В мире Шекспира сверхъестественные санкции почти исчезли, но нравственный закон по-прежнему остается высшим. И все же в некотором смысле это мир, который не приносит удовлетворения. В его глубинных аспектах горе преобладает над радостью. Здесь находят свое выражение все грани страдания и тоски; но для восторга есть лишь мимолетные проблески, великого и прочного счастья почти нет, и едва ли найдется намек на «мир, который превыше всякого ума». Мы порой ощущаем острейшее давление проблем, к которым обращалось христианство, но которые остаются непросветленными никаким решением. Здесь звучит эхо крика Павла: «Бедный я человек! кто избавит меня от сего тела смерти!» — как у молящегося короля в «Гамлете»; но нигде нет ноты торжествующего избавления, присущей Павлу. Мы видим людей, сокрушенных искушением, как Макбет и Анджело; мы нигде не видим людей, поднимающихся над побежденным искушением к высшей человечности. Человек у Шекспира — в основном творение Судьбы. Столкновение человека с тайной бытия — подлинная тема «Гамлета». Истинное единство этой драмы заключается не в действии и не в персонажах; оно в скрытой и безответной проблеме — человек, с его тончайшей чувствительностью и благороднейшими стремлениями, осаждаемый миром тревог, смятения и непостижимой тайны. Призрак из иного мира — лишь часть сценической декорации; к подлинному чувству относится откровенное язычество Гамлета, когда он держит череп — это конец Йорика, и то, что что-то от Йорика может продолжать жить, кроме этих тлеющих костей, даже не возникает у Гамлета как вопрос. И все же, когда он испытывает искушение найти убежище в самоубийстве, возможность «чего-то после смерти» оказывается достаточной, чтобы удержать его. Эта мысль не внушает надежды, лишь смутный сдерживающий страх. Но для виновного короля существует ужасная реальность в божественном законе, который он нарушил; он борется, чтобы примириться с небесами, но его воля кажется парализованной, неспособной вернуться на путь исправления зла. Неспособная воля, сбитый с толку интеллект — все это бросает тень на всю драму.

**Набор заданий**:
- A) Перечислите всех людей и персонажей, которых текст о мире Шекспира называет по имени.
- B) Повторите строки записей с самой первой и закончите на строке, где есть "node-bb-add-books-label: 新增图书（管理员） bbox=[696, 455, 719, 717]", включая ее.

**Исходные данные**:
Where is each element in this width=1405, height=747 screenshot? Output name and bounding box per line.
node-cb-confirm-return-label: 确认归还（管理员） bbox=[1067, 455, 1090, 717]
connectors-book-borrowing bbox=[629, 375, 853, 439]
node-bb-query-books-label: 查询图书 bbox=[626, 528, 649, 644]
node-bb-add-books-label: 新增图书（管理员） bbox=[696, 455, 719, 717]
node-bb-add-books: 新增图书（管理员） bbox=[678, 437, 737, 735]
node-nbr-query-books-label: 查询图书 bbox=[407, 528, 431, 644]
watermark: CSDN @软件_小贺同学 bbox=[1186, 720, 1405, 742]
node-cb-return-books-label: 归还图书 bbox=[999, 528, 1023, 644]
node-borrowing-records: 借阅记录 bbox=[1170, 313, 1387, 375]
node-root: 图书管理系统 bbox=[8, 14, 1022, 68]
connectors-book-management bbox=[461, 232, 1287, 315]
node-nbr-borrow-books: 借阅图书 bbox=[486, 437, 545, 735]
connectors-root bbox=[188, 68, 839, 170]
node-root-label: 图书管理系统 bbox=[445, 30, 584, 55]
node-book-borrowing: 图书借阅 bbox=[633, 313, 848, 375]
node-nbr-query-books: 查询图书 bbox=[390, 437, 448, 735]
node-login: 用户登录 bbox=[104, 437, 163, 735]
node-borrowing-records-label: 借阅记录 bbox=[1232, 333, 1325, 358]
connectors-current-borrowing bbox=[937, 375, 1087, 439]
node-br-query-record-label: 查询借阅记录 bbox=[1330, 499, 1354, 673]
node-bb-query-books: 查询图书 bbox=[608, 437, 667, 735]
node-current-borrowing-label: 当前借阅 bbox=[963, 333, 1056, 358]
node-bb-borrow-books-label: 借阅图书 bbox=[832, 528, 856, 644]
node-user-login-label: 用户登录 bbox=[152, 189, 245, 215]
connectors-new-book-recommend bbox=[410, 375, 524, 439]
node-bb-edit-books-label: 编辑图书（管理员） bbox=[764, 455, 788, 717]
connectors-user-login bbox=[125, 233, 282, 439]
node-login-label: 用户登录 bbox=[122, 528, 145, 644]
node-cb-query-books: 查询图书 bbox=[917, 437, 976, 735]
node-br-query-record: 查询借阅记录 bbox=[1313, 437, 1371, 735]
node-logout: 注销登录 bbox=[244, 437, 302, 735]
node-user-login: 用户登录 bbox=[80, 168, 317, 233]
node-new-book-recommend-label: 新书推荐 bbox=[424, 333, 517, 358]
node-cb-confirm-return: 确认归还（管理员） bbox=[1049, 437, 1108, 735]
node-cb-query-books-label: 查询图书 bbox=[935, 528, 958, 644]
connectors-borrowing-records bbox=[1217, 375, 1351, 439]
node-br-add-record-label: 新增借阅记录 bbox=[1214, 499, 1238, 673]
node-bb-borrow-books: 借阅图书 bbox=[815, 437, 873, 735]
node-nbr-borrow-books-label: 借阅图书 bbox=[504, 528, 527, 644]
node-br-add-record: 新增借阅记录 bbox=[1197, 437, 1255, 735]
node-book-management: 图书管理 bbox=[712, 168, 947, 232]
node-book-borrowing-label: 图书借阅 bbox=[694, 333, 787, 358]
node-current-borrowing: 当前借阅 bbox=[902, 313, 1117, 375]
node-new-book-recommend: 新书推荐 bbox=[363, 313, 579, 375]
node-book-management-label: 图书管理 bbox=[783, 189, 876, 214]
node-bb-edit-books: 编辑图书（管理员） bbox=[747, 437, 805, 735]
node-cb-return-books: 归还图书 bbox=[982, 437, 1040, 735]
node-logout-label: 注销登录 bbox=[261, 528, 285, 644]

**Полные решения**:
- A) Шекспир, Павел, Макбет, Анджело, Гамлет, Йорик

- B)
Where is each element in this width=1405, height=747 screenshot? Output name and bounding box per line.
node-cb-confirm-return-label: 确认归还（管理员） bbox=[1067, 455, 1090, 717]
connectors-book-borrowing bbox=[629, 375, 853, 439]
node-bb-query-books-label: 查询图书 bbox=[626, 528, 649, 644]
node-bb-add-books-label: 新增图书（管理员） bbox=[696, 455, 719, 717]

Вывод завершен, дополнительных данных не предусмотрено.